■ Exercise task: Could you output each line of the data that follows exactly?
* start *
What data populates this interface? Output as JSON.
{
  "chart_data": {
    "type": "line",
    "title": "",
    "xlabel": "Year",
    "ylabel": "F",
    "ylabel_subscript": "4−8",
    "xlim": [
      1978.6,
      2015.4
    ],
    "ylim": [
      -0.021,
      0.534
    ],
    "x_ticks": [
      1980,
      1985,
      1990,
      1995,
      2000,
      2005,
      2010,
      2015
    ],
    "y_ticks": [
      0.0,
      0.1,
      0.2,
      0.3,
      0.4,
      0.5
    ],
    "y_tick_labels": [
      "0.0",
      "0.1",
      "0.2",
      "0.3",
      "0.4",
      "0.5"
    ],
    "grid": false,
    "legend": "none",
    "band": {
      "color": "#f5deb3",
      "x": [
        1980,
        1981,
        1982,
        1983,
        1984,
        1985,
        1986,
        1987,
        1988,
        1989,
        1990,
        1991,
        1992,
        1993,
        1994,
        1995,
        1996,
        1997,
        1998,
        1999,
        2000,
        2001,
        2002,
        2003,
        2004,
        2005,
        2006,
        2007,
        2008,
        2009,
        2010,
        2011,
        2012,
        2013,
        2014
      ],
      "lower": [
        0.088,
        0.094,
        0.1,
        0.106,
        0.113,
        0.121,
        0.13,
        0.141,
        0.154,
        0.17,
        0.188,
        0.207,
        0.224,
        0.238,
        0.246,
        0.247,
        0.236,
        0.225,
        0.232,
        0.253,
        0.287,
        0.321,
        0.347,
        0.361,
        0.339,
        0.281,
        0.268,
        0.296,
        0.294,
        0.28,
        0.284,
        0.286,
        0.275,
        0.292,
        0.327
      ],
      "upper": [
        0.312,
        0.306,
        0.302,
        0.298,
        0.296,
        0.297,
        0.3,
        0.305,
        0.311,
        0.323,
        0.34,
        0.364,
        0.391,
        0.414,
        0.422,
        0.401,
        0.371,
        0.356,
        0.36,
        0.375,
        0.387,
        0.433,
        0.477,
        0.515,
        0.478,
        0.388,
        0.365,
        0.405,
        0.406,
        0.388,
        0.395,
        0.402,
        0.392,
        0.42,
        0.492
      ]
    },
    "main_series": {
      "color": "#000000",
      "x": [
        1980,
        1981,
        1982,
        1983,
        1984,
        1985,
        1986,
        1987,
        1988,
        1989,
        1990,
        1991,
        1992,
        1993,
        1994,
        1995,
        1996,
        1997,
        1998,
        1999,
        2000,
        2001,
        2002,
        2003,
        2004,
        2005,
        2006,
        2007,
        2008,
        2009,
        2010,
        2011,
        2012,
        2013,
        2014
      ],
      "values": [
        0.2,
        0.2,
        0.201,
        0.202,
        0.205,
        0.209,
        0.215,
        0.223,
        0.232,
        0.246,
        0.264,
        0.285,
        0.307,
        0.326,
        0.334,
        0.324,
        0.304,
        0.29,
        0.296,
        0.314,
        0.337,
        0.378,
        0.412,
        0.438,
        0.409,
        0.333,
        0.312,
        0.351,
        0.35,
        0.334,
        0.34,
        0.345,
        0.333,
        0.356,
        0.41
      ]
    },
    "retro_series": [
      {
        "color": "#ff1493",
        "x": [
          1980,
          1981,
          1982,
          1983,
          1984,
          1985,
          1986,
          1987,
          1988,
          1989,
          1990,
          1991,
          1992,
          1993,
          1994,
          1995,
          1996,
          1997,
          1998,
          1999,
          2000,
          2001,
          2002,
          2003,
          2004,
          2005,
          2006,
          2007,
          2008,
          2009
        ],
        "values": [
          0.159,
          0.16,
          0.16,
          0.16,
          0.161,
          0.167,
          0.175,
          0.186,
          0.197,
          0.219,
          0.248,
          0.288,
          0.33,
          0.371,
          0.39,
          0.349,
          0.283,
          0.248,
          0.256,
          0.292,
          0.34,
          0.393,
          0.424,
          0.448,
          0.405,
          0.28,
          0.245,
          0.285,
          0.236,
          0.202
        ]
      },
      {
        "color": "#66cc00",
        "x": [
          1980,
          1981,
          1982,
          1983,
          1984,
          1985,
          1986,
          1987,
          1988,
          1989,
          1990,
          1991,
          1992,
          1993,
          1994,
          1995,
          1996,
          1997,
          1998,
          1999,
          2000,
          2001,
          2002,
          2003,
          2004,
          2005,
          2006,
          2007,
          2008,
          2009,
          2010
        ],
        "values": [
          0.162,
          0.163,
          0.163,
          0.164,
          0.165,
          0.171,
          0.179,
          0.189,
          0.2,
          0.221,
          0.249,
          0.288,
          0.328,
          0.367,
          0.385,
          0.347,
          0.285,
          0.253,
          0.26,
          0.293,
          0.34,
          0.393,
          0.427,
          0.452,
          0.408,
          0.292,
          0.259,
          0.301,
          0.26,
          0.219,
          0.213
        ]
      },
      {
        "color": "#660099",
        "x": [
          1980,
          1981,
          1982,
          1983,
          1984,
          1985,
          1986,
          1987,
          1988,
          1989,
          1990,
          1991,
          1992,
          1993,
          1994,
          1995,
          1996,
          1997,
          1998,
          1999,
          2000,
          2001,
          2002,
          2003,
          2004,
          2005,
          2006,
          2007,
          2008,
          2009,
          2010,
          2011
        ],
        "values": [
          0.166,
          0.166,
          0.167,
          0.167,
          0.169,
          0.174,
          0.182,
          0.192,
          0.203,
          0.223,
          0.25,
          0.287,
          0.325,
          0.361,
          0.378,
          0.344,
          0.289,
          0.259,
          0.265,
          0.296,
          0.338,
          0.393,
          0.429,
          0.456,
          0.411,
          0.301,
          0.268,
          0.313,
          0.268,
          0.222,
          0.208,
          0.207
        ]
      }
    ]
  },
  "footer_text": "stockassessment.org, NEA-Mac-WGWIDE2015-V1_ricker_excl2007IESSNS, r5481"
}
* end *
■ Answer to the exercise:
What data populates this interface? Output as JSON.
{
  "chart_data": {
    "type": "line",
    "title": "",
    "xlabel": "Year",
    "ylabel": "F",
    "ylabel_subscript": "4−8",
    "xlim": [
      1978.6,
      2015.4
    ],
    "ylim": [
      -0.021,
      0.534
    ],
    "x_ticks": [
      1980,
      1985,
      1990,
      1995,
      2000,
      2005,
      2010,
      2015
    ],
    "y_ticks": [
      0.0,
      0.1,
      0.2,
      0.3,
      0.4,
      0.5
    ],
    "y_tick_labels": [
      "0.0",
      "0.1",
      "0.2",
      "0.3",
      "0.4",
      "0.5"
    ],
    "grid": false,
    "legend": "none",
    "band": {
      "color": "#f5deb3",
      "x": [
        1980,
        1981,
        1982,
        1983,
        1984,
        1985,
        1986,
        1987,
        1988,
        1989,
        1990,
        1991,
        1992,
        1993,
        1994,
        1995,
        1996,
        1997,
        1998,
        1999,
        2000,
        2001,
        2002,
        2003,
        2004,
        2005,
        2006,
        2007,
        2008,
        2009,
        2010,
        2011,
        2012,
        2013,
        2014
      ],
      "lower": [
        0.088,
        0.094,
        0.1,
        0.106,
        0.113,
        0.121,
        0.13,
        0.141,
        0.154,
        0.17,
        0.188,
        0.207,
        0.224,
        0.238,
        0.246,
        0.247,
        0.236,
        0.225,
        0.232,
        0.253,
        0.287,
        0.321,
        0.347,
        0.361,
        0.339,
        0.281,
        0.268,
        0.296,
        0.294,
        0.28,
        0.284,
        0.286,
        0.275,
        0.292,
        0.327
      ],
      "upper": [
        0.312,
        0.306,
        0.302,
        0.298,
        0.296,
        0.297,
        0.3,
        0.305,
        0.311,
        0.323,
        0.34,
        0.364,
        0.391,
        0.414,
        0.422,
        0.401,
        0.371,
        0.356,
        0.36,
        0.375,
        0.387,
        0.433,
        0.477,
        0.515,
        0.478,
        0.388,
        0.365,
        0.405,
        0.406,
        0.388,
        0.395,
        0.402,
        0.392,
        0.42,
        0.492
      ]
    },
    "main_series": {
      "color": "#000000",
      "x": [
        1980,
        1981,
        1982,
        1983,
        1984,
        1985,
        1986,
        1987,
        1988,
        1989,
        1990,
        1991,
        1992,
        1993,
        1994,
        1995,
        1996,
        1997,
        1998,
        1999,
        2000,
        2001,
        2002,
        2003,
        2004,
        2005,
        2006,
        2007,
        2008,
        2009,
        2010,
        2011,
        2012,
        2013,
        2014
      ],
      "values": [
        0.2,
        0.2,
        0.201,
        0.202,
        0.205,
        0.209,
        0.215,
        0.223,
        0.232,
        0.246,
        0.264,
        0.285,
        0.307,
        0.326,
        0.334,
        0.324,
        0.304,
        0.29,
        0.296,
        0.314,
        0.337,
        0.378,
        0.412,
        0.438,
        0.409,
        0.333,
        0.312,
        0.351,
        0.35,
        0.334,
        0.34,
        0.345,
        0.333,
        0.356,
        0.41
      ]
    },
    "retro_series": [
      {
        "color": "#ff1493",
        "x": [
          1980,
          1981,
          1982,
          1983,
          1984,
          1985,
          1986,
          1987,
          1988,
          1989,
          1990,
          1991,
          1992,
          1993,
          1994,
          1995,
          1996,
          1997,
          1998,
          1999,
          2000,
          2001,
          2002,
          2003,
          2004,
          2005,
          2006,
          2007,
          2008,
          2009
        ],
        "values": [
          0.159,
          0.16,
          0.16,
          0.16,
          0.161,
          0.167,
          0.175,
          0.186,
          0.197,
          0.219,
          0.248,
          0.288,
          0.33,
          0.371,
          0.39,
          0.349,
          0.283,
          0.248,
          0.256,
          0.292,
          0.34,
          0.393,
          0.424,
          0.448,
          0.405,
          0.28,
          0.245,
          0.285,
          0.236,
          0.202
        ]
      },
      {
        "color": "#66cc00",
        "x": [
          1980,
          1981,
          1982,
          1983,
          1984,
          1985,
          1986,
          1987,
          1988,
          1989,
          1990,
          1991,
          1992,
          1993,
          1994,
          1995,
          1996,
          1997,
          1998,
          1999,
          2000,
          2001,
          2002,
          2003,
          2004,
          2005,
          2006,
          2007,
          2008,
          2009,
          2010
        ],
        "values": [
          0.162,
          0.163,
          0.163,
          0.164,
          0.165,
          0.171,
          0.179,
          0.189,
          0.2,
          0.221,
          0.249,
          0.288,
          0.328,
          0.367,
          0.385,
          0.347,
          0.285,
          0.253,
          0.26,
          0.293,
          0.34,
          0.393,
          0.427,
          0.452,
          0.408,
          0.292,
          0.259,
          0.301,
          0.26,
          0.219,
          0.213
        ]
      },
      {
        "color": "#660099",
        "x": [
          1980,
          1981,
          1982,
          1983,
          1984,
          1985,
          1986,
          1987,
          1988,
          1989,
          1990,
          1991,
          1992,
          1993,
          1994,
          1995,
          1996,
          1997,
          1998,
          1999,
          2000,
          2001,
          2002,
          2003,
          2004,
          2005,
          2006,
          2007,
          2008,
          2009,
          2010,
          2011
        ],
        "values": [
          0.166,
          0.166,
          0.167,
          0.167,
          0.169,
          0.174,
          0.182,
          0.192,
          0.203,
          0.223,
          0.25,
          0.287,
          0.325,
          0.361,
          0.378,
          0.344,
          0.289,
          0.259,
          0.265,
          0.296,
          0.338,
          0.393,
          0.429,
          0.456,
          0.411,
          0.301,
          0.268,
          0.313,
          0.268,
          0.222,
          0.208,
          0.207
        ]
      }
    ]
  },
  "footer_text": "stockassessment.org, NEA-Mac-WGWIDE2015-V1_ricker_excl2007IESSNS, r5481"
}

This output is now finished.